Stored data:
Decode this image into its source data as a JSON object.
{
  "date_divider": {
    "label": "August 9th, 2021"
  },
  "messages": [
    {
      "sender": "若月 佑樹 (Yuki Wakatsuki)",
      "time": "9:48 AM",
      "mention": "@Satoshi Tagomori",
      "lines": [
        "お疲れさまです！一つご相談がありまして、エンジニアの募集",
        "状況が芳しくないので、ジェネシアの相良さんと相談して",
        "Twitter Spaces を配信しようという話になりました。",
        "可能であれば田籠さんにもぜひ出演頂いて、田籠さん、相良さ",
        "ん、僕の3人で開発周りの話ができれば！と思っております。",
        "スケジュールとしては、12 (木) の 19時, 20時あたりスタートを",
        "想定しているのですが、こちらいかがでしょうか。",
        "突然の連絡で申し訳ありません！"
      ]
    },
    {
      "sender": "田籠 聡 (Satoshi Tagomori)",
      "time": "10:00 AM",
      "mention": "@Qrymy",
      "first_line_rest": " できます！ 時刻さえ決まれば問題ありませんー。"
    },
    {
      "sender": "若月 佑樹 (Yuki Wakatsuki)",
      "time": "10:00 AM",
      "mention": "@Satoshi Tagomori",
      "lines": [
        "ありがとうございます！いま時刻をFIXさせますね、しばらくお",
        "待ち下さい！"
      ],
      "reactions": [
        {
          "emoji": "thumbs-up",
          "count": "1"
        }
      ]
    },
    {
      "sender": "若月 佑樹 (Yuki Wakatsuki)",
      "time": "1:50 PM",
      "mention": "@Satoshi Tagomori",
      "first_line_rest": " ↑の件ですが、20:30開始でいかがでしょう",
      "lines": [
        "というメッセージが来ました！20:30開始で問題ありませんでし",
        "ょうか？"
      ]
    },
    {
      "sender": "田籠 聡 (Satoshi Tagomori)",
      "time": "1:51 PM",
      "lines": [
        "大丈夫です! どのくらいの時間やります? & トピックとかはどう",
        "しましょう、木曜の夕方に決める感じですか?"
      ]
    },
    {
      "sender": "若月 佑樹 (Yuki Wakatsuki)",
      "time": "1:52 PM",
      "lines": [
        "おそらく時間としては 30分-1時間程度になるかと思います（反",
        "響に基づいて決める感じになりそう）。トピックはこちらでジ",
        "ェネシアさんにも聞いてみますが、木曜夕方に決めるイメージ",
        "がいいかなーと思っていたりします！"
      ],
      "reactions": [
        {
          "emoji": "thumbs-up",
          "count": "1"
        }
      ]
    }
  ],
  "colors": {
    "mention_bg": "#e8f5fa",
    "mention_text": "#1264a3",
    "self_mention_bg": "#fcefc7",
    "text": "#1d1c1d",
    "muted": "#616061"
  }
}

:: WHAT YOU WILL DO ::
Extract the listing in its entirety and repeat it exactly.

:: ANSWER FOR THE TASK ::
Decode this image into its source data as a JSON object.
{
  "date_divider": {
    "label": "August 9th, 2021"
  },
  "messages": [
    {
      "sender": "若月 佑樹 (Yuki Wakatsuki)",
      "time": "9:48 AM",
      "mention": "@Satoshi Tagomori",
      "lines": [
        "お疲れさまです！一つご相談がありまして、エンジニアの募集",
        "状況が芳しくないので、ジェネシアの相良さんと相談して",
        "Twitter Spaces を配信しようという話になりました。",
        "可能であれば田籠さんにもぜひ出演頂いて、田籠さん、相良さ",
        "ん、僕の3人で開発周りの話ができれば！と思っております。",
        "スケジュールとしては、12 (木) の 19時, 20時あたりスタートを",
        "想定しているのですが、こちらいかがでしょうか。",
        "突然の連絡で申し訳ありません！"
      ]
    },
    {
      "sender": "田籠 聡 (Satoshi Tagomori)",
      "time": "10:00 AM",
      "mention": "@Qrymy",
      "first_line_rest": " できます！ 時刻さえ決まれば問題ありませんー。"
    },
    {
      "sender": "若月 佑樹 (Yuki Wakatsuki)",
      "time": "10:00 AM",
      "mention": "@Satoshi Tagomori",
      "lines": [
        "ありがとうございます！いま時刻をFIXさせますね、しばらくお",
        "待ち下さい！"
      ],
      "reactions": [
        {
          "emoji": "thumbs-up",
          "count": "1"
        }
      ]
    },
    {
      "sender": "若月 佑樹 (Yuki Wakatsuki)",
      "time": "1:50 PM",
      "mention": "@Satoshi Tagomori",
      "first_line_rest": " ↑の件ですが、20:30開始でいかがでしょう",
      "lines": [
        "というメッセージが来ました！20:30開始で問題ありませんでし",
        "ょうか？"
      ]
    },
    {
      "sender": "田籠 聡 (Satoshi Tagomori)",
      "time": "1:51 PM",
      "lines": [
        "大丈夫です! どのくらいの時間やります? & トピックとかはどう",
        "しましょう、木曜の夕方に決める感じですか?"
      ]
    },
    {
      "sender": "若月 佑樹 (Yuki Wakatsuki)",
      "time": "1:52 PM",
      "lines": [
        "おそらく時間としては 30分-1時間程度になるかと思います（反",
        "響に基づいて決める感じになりそう）。トピックはこちらでジ",
        "ェネシアさんにも聞いてみますが、木曜夕方に決めるイメージ",
        "がいいかなーと思っていたりします！"
      ],
      "reactions": [
        {
          "emoji": "thumbs-up",
          "count": "1"
        }
      ]
    }
  ],
  "colors": {
    "mention_bg": "#e8f5fa",
    "mention_text": "#1264a3",
    "self_mention_bg": "#fcefc7",
    "text": "#1d1c1d",
    "muted": "#616061"
  }
}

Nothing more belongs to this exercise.